▸ Task to carry out: Go through the listing and return every line with "underlying" in it.

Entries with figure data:
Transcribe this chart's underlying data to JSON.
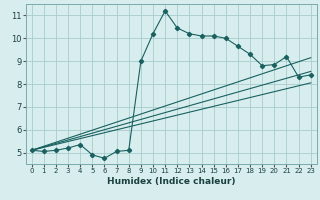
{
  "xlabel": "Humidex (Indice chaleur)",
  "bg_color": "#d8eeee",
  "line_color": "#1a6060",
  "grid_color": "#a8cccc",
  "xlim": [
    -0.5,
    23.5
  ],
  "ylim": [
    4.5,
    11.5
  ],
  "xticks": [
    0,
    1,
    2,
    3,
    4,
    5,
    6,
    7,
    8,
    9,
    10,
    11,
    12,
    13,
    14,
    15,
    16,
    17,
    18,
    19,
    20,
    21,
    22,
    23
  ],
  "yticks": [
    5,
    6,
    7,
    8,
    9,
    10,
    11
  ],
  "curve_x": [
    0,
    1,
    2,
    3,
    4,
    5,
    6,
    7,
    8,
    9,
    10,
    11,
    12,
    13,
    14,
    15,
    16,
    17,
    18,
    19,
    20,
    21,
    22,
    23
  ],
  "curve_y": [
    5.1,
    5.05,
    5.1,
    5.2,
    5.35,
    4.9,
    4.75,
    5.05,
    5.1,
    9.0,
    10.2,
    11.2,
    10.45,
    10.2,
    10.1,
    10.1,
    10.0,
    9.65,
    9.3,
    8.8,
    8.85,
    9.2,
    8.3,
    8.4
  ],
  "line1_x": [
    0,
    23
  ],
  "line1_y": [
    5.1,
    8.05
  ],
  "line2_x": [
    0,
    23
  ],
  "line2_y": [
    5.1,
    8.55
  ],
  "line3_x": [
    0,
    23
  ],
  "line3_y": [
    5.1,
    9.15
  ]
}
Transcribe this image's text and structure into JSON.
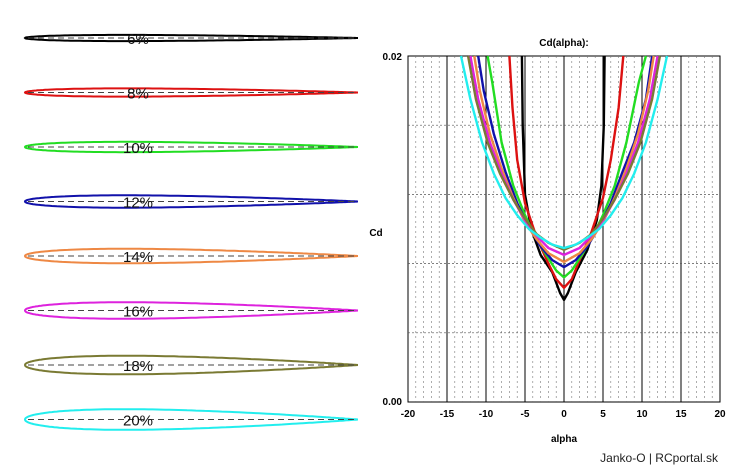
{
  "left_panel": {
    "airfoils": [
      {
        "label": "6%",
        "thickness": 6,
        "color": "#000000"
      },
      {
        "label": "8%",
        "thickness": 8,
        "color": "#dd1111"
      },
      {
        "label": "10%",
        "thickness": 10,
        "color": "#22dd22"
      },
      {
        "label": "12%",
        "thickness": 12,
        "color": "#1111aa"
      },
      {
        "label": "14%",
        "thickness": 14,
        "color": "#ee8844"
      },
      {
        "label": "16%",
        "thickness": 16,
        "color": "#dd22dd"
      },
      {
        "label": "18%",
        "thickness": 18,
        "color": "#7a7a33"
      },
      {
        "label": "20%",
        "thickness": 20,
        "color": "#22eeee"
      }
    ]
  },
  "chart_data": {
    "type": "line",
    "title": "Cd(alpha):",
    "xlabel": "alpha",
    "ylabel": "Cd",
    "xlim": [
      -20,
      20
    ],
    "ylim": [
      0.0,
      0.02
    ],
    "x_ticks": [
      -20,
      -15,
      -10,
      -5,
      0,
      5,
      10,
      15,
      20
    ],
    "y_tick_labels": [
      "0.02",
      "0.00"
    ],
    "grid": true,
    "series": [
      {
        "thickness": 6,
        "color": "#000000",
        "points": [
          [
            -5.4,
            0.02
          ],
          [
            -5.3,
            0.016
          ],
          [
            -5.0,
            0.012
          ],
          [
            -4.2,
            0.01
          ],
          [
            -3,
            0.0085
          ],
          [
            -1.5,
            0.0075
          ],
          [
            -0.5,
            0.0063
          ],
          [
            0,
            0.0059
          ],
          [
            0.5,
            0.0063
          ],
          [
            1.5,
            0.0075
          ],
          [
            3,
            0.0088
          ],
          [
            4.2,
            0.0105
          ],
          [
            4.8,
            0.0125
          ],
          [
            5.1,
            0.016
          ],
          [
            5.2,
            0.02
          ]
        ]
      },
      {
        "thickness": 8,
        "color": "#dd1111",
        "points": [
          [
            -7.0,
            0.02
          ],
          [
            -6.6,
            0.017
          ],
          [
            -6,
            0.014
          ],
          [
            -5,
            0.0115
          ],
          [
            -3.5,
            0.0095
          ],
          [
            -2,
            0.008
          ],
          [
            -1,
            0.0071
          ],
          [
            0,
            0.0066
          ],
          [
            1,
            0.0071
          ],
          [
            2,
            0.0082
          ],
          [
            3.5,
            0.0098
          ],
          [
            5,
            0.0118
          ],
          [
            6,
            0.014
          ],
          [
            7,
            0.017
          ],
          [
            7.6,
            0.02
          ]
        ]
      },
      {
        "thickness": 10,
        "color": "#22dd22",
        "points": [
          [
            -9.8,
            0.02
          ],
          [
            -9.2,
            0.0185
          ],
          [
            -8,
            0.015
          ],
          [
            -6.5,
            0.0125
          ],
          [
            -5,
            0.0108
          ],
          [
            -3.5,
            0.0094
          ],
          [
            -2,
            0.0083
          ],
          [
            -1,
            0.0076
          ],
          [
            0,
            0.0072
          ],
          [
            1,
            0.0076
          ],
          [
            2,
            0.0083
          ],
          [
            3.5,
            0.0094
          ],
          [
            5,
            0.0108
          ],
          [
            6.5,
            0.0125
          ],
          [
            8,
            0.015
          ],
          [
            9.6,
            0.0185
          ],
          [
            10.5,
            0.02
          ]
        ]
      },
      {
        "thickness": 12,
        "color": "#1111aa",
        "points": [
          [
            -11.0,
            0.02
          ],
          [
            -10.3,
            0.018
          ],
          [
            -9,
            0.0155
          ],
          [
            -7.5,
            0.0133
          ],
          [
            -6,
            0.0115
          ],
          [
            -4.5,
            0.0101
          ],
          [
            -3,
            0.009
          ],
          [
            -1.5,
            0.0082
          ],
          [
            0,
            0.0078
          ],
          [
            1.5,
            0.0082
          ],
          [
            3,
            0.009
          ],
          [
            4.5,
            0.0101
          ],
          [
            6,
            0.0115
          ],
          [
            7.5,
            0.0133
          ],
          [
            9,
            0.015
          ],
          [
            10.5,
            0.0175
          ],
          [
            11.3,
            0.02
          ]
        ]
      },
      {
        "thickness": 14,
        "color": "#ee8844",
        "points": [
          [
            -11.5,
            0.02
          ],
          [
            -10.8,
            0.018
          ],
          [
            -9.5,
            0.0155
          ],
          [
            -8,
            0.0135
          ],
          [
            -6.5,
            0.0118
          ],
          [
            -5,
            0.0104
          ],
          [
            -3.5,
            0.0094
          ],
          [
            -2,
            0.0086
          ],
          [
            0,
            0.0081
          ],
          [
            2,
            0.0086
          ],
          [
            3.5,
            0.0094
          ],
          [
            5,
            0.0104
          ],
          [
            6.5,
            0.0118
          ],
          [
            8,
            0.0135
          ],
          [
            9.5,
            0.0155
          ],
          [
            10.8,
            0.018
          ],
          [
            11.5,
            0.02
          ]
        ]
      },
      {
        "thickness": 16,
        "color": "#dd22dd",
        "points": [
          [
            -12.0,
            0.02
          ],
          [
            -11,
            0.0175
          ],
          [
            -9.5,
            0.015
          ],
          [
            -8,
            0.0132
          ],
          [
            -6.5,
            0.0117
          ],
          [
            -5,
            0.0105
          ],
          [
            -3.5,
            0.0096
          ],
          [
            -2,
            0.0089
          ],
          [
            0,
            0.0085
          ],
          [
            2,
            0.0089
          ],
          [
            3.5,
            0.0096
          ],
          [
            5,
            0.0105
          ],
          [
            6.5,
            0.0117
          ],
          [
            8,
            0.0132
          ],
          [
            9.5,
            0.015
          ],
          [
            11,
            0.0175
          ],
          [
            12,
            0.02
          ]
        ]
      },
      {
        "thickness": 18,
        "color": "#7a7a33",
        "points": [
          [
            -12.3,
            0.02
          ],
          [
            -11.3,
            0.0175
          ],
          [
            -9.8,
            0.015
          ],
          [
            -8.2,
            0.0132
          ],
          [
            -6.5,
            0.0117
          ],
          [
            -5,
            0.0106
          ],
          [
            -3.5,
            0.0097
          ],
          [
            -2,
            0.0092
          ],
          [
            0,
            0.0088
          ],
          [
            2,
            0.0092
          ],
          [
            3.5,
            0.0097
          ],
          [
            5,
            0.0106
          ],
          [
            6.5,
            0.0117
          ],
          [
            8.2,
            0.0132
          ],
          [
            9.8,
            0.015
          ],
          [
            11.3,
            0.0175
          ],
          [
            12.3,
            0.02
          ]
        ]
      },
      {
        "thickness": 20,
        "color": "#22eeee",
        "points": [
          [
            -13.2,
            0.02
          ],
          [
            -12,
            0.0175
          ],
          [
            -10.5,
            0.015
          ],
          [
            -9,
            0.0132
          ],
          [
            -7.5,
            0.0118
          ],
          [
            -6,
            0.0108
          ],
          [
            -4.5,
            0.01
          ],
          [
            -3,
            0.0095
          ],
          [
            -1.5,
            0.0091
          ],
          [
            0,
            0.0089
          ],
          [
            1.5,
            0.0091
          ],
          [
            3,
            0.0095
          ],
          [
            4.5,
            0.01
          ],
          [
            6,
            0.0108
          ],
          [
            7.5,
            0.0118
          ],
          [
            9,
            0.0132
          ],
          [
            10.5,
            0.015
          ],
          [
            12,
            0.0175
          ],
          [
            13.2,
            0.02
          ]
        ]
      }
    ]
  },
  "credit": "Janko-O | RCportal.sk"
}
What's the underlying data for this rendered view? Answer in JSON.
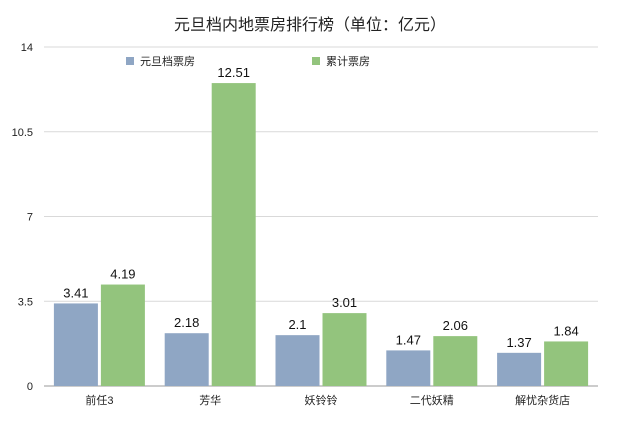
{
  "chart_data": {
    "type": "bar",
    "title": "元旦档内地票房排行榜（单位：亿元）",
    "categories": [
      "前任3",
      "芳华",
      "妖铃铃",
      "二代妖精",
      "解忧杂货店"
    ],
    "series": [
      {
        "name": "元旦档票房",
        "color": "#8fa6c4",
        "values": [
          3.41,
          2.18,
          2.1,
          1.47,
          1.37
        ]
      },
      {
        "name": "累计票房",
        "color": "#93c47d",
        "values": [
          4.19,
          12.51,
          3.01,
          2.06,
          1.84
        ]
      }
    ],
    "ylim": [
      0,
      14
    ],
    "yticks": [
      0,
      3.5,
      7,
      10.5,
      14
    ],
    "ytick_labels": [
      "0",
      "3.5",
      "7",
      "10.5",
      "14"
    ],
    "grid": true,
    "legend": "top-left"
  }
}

▸ Correct result:
Transcribe this chart's underlying data to JSON.
What's the underlying data for this rendered view? Answer in JSON.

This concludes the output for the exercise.